=== Given request ===
Reproduce the whole listing, character for character.

··· Provided data ···

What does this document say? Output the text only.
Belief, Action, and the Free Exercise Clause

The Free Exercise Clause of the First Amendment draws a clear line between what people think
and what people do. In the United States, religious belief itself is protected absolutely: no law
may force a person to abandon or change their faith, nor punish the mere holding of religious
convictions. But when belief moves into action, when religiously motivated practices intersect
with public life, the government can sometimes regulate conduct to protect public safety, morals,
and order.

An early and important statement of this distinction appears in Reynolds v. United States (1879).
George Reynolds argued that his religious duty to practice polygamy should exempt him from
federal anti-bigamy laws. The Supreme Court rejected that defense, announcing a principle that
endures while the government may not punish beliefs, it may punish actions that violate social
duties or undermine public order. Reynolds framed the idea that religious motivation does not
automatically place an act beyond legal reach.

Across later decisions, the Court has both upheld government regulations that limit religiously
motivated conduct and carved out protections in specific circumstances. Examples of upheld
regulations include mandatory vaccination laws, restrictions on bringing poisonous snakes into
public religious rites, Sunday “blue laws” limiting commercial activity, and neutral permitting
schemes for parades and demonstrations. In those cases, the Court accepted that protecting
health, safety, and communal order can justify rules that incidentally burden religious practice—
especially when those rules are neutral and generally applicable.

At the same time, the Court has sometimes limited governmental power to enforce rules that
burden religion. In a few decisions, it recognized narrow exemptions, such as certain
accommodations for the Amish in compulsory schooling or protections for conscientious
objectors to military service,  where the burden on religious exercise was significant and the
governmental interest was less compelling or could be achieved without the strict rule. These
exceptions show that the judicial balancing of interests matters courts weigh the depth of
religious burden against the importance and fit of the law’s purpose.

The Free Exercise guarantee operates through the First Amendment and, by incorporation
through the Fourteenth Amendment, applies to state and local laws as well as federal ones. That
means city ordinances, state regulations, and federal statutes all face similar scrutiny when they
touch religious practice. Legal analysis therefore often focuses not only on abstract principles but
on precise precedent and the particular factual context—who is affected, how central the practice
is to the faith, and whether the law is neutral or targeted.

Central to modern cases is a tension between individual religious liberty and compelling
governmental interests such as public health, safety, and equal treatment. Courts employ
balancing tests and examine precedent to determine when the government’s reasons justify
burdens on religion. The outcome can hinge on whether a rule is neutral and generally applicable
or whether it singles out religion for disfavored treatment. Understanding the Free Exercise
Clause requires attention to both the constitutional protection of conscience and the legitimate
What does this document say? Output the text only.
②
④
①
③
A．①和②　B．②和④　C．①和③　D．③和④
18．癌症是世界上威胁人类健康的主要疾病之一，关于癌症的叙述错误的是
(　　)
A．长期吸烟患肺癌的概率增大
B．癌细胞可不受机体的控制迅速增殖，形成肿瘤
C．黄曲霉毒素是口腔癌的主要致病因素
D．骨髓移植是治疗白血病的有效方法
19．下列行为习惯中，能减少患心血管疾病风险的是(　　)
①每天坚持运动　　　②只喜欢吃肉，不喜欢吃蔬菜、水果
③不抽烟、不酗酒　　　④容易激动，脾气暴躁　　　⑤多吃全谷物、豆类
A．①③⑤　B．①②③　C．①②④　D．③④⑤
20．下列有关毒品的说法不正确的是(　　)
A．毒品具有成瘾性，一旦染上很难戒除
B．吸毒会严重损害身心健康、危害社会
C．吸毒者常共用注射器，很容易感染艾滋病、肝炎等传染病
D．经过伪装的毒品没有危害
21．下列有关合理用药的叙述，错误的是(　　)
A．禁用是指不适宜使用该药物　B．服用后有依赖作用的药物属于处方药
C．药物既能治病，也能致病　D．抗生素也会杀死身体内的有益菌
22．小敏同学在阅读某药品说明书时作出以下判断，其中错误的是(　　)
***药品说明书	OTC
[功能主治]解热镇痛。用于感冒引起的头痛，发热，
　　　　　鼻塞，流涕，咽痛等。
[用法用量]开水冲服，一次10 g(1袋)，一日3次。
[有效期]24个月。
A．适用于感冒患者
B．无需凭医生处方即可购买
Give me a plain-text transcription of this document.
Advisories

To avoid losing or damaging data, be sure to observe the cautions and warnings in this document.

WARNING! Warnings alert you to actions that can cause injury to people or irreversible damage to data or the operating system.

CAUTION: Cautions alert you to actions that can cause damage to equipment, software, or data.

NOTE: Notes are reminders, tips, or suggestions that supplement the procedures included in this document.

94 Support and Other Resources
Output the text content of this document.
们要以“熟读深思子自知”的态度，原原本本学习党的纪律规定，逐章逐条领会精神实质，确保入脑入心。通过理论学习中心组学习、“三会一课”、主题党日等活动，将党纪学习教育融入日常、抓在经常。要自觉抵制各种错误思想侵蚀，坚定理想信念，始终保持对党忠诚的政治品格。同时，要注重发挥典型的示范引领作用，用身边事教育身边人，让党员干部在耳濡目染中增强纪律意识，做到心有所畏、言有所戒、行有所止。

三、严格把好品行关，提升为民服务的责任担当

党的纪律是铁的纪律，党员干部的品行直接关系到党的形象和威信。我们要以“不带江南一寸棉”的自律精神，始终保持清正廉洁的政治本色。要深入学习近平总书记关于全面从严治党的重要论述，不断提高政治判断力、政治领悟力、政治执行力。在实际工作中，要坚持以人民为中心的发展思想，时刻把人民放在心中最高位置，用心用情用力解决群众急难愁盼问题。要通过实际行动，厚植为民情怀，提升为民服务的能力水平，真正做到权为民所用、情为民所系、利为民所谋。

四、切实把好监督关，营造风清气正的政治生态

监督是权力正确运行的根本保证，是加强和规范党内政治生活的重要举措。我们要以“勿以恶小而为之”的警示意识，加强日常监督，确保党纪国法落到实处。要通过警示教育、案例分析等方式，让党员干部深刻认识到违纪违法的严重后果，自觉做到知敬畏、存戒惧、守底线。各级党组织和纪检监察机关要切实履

···

=== Solved problem ===
What does this document say? Output the text only.
Belief, Action, and the Free Exercise Clause

The Free Exercise Clause of the First Amendment draws a clear line between what people think
and what people do. In the United States, religious belief itself is protected absolutely: no law
may force a person to abandon or change their faith, nor punish the mere holding of religious
convictions. But when belief moves into action, when religiously motivated practices intersect
with public life, the government can sometimes regulate conduct to protect public safety, morals,
and order.

An early and important statement of this distinction appears in Reynolds v. United States (1879).
George Reynolds argued that his religious duty to practice polygamy should exempt him from
federal anti-bigamy laws. The Supreme Court rejected that defense, announcing a principle that
endures while the government may not punish beliefs, it may punish actions that violate social
duties or undermine public order. Reynolds framed the idea that religious motivation does not
automatically place an act beyond legal reach.

Across later decisions, the Court has both upheld government regulations that limit religiously
motivated conduct and carved out protections in specific circumstances. Examples of upheld
regulations include mandatory vaccination laws, restrictions on bringing poisonous snakes into
public religious rites, Sunday “blue laws” limiting commercial activity, and neutral permitting
schemes for parades and demonstrations. In those cases, the Court accepted that protecting
health, safety, and communal order can justify rules that incidentally burden religious practice—
especially when those rules are neutral and generally applicable.

At the same time, the Court has sometimes limited governmental power to enforce rules that
burden religion. In a few decisions, it recognized narrow exemptions, such as certain
accommodations for the Amish in compulsory schooling or protections for conscientious
objectors to military service,  where the burden on religious exercise was significant and the
governmental interest was less compelling or could be achieved without the strict rule. These
exceptions show that the judicial balancing of interests matters courts weigh the depth of
religious burden against the importance and fit of the law’s purpose.

The Free Exercise guarantee operates through the First Amendment and, by incorporation
through the Fourteenth Amendment, applies to state and local laws as well as federal ones. That
means city ordinances, state regulations, and federal statutes all face similar scrutiny when they
touch religious practice. Legal analysis therefore often focuses not only on abstract principles but
on precise precedent and the particular factual context—who is affected, how central the practice
is to the faith, and whether the law is neutral or targeted.

Central to modern cases is a tension between individual religious liberty and compelling
governmental interests such as public health, safety, and equal treatment. Courts employ
balancing tests and examine precedent to determine when the government’s reasons justify
burdens on religion. The outcome can hinge on whether a rule is neutral and generally applicable
or whether it singles out religion for disfavored treatment. Understanding the Free Exercise
Clause requires attention to both the constitutional protection of conscience and the legitimate
What does this document say? Output the text only.
②
④
①
③
A．①和②　B．②和④　C．①和③　D．③和④
18．癌症是世界上威胁人类健康的主要疾病之一，关于癌症的叙述错误的是
(　　)
A．长期吸烟患肺癌的概率增大
B．癌细胞可不受机体的控制迅速增殖，形成肿瘤
C．黄曲霉毒素是口腔癌的主要致病因素
D．骨髓移植是治疗白血病的有效方法
19．下列行为习惯中，能减少患心血管疾病风险的是(　　)
①每天坚持运动　　　②只喜欢吃肉，不喜欢吃蔬菜、水果
③不抽烟、不酗酒　　　④容易激动，脾气暴躁　　　⑤多吃全谷物、豆类
A．①③⑤　B．①②③　C．①②④　D．③④⑤
20．下列有关毒品的说法不正确的是(　　)
A．毒品具有成瘾性，一旦染上很难戒除
B．吸毒会严重损害身心健康、危害社会
C．吸毒者常共用注射器，很容易感染艾滋病、肝炎等传染病
D．经过伪装的毒品没有危害
21．下列有关合理用药的叙述，错误的是(　　)
A．禁用是指不适宜使用该药物　B．服用后有依赖作用的药物属于处方药
C．药物既能治病，也能致病　D．抗生素也会杀死身体内的有益菌
22．小敏同学在阅读某药品说明书时作出以下判断，其中错误的是(　　)
***药品说明书	OTC
[功能主治]解热镇痛。用于感冒引起的头痛，发热，
　　　　　鼻塞，流涕，咽痛等。
[用法用量]开水冲服，一次10 g(1袋)，一日3次。
[有效期]24个月。
A．适用于感冒患者
B．无需凭医生处方即可购买
Give me a plain-text transcription of this document.
Advisories

To avoid losing or damaging data, be sure to observe the cautions and warnings in this document.

WARNING! Warnings alert you to actions that can cause injury to people or irreversible damage to data or the operating system.

CAUTION: Cautions alert you to actions that can cause damage to equipment, software, or data.

NOTE: Notes are reminders, tips, or suggestions that supplement the procedures included in this document.

94 Support and Other Resources
Output the text content of this document.
们要以“熟读深思子自知”的态度，原原本本学习党的纪律规定，逐章逐条领会精神实质，确保入脑入心。通过理论学习中心组学习、“三会一课”、主题党日等活动，将党纪学习教育融入日常、抓在经常。要自觉抵制各种错误思想侵蚀，坚定理想信念，始终保持对党忠诚的政治品格。同时，要注重发挥典型的示范引领作用，用身边事教育身边人，让党员干部在耳濡目染中增强纪律意识，做到心有所畏、言有所戒、行有所止。

三、严格把好品行关，提升为民服务的责任担当

党的纪律是铁的纪律，党员干部的品行直接关系到党的形象和威信。我们要以“不带江南一寸棉”的自律精神，始终保持清正廉洁的政治本色。要深入学习近平总书记关于全面从严治党的重要论述，不断提高政治判断力、政治领悟力、政治执行力。在实际工作中，要坚持以人民为中心的发展思想，时刻把人民放在心中最高位置，用心用情用力解决群众急难愁盼问题。要通过实际行动，厚植为民情怀，提升为民服务的能力水平，真正做到权为民所用、情为民所系、利为民所谋。

四、切实把好监督关，营造风清气正的政治生态

监督是权力正确运行的根本保证，是加强和规范党内政治生活的重要举措。我们要以“勿以恶小而为之”的警示意识，加强日常监督，确保党纪国法落到实处。要通过警示教育、案例分析等方式，让党员干部深刻认识到违纪违法的严重后果，自觉做到知敬畏、存戒惧、守底线。各级党组织和纪检监察机关要切实履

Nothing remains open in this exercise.